* _INSTRUCTIONS TO FOLLOW_: Can the data below be echoed back word for word?

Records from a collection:

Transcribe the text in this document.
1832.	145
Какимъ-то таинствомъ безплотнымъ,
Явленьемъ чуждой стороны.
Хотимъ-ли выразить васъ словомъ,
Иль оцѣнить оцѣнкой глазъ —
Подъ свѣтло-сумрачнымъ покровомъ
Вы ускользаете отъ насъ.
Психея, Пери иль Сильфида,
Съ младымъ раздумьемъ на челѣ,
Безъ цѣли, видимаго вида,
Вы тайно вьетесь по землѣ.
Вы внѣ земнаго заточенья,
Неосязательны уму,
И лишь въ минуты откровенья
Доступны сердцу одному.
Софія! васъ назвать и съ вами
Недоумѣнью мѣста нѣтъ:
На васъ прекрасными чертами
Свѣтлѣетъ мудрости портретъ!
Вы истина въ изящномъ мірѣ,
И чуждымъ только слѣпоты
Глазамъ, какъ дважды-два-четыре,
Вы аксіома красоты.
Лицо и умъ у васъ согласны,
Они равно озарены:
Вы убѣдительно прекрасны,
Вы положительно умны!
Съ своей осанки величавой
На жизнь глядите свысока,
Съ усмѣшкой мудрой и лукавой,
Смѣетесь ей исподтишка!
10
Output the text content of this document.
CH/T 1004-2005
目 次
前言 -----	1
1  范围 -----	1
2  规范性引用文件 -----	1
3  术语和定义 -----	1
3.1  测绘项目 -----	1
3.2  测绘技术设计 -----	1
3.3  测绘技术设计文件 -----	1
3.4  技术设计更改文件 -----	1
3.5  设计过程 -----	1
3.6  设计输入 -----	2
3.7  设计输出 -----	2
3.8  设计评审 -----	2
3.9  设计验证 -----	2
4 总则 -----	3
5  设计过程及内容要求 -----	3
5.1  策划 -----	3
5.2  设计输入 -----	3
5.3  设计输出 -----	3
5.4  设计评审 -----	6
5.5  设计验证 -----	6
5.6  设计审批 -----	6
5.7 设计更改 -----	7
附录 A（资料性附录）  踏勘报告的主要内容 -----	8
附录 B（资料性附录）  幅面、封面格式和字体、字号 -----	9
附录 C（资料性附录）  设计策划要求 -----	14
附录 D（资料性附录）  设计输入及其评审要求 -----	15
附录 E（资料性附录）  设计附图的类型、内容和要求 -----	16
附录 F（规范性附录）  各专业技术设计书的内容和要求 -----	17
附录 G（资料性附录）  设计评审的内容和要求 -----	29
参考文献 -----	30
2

* _RESULT BELOW_:
Transcribe the text in this document.
1832.	145
Какимъ-то таинствомъ безплотнымъ,
Явленьемъ чуждой стороны.
Хотимъ-ли выразить васъ словомъ,
Иль оцѣнить оцѣнкой глазъ —
Подъ свѣтло-сумрачнымъ покровомъ
Вы ускользаете отъ насъ.
Психея, Пери иль Сильфида,
Съ младымъ раздумьемъ на челѣ,
Безъ цѣли, видимаго вида,
Вы тайно вьетесь по землѣ.
Вы внѣ земнаго заточенья,
Неосязательны уму,
И лишь въ минуты откровенья
Доступны сердцу одному.
Софія! васъ назвать и съ вами
Недоумѣнью мѣста нѣтъ:
На васъ прекрасными чертами
Свѣтлѣетъ мудрости портретъ!
Вы истина въ изящномъ мірѣ,
И чуждымъ только слѣпоты
Глазамъ, какъ дважды-два-четыре,
Вы аксіома красоты.
Лицо и умъ у васъ согласны,
Они равно озарены:
Вы убѣдительно прекрасны,
Вы положительно умны!
Съ своей осанки величавой
На жизнь глядите свысока,
Съ усмѣшкой мудрой и лукавой,
Смѣетесь ей исподтишка!
10
Output the text content of this document.
CH/T 1004-2005
目 次
前言 -----	1
1  范围 -----	1
2  规范性引用文件 -----	1
3  术语和定义 -----	1
3.1  测绘项目 -----	1
3.2  测绘技术设计 -----	1
3.3  测绘技术设计文件 -----	1
3.4  技术设计更改文件 -----	1
3.5  设计过程 -----	1
3.6  设计输入 -----	2
3.7  设计输出 -----	2
3.8  设计评审 -----	2
3.9  设计验证 -----	2
4 总则 -----	3
5  设计过程及内容要求 -----	3
5.1  策划 -----	3
5.2  设计输入 -----	3
5.3  设计输出 -----	3
5.4  设计评审 -----	6
5.5  设计验证 -----	6
5.6  设计审批 -----	6
5.7 设计更改 -----	7
附录 A（资料性附录）  踏勘报告的主要内容 -----	8
附录 B（资料性附录）  幅面、封面格式和字体、字号 -----	9
附录 C（资料性附录）  设计策划要求 -----	14
附录 D（资料性附录）  设计输入及其评审要求 -----	15
附录 E（资料性附录）  设计附图的类型、内容和要求 -----	16
附录 F（规范性附录）  各专业技术设计书的内容和要求 -----	17
附录 G（资料性附录）  设计评审的内容和要求 -----	29
参考文献 -----	30
2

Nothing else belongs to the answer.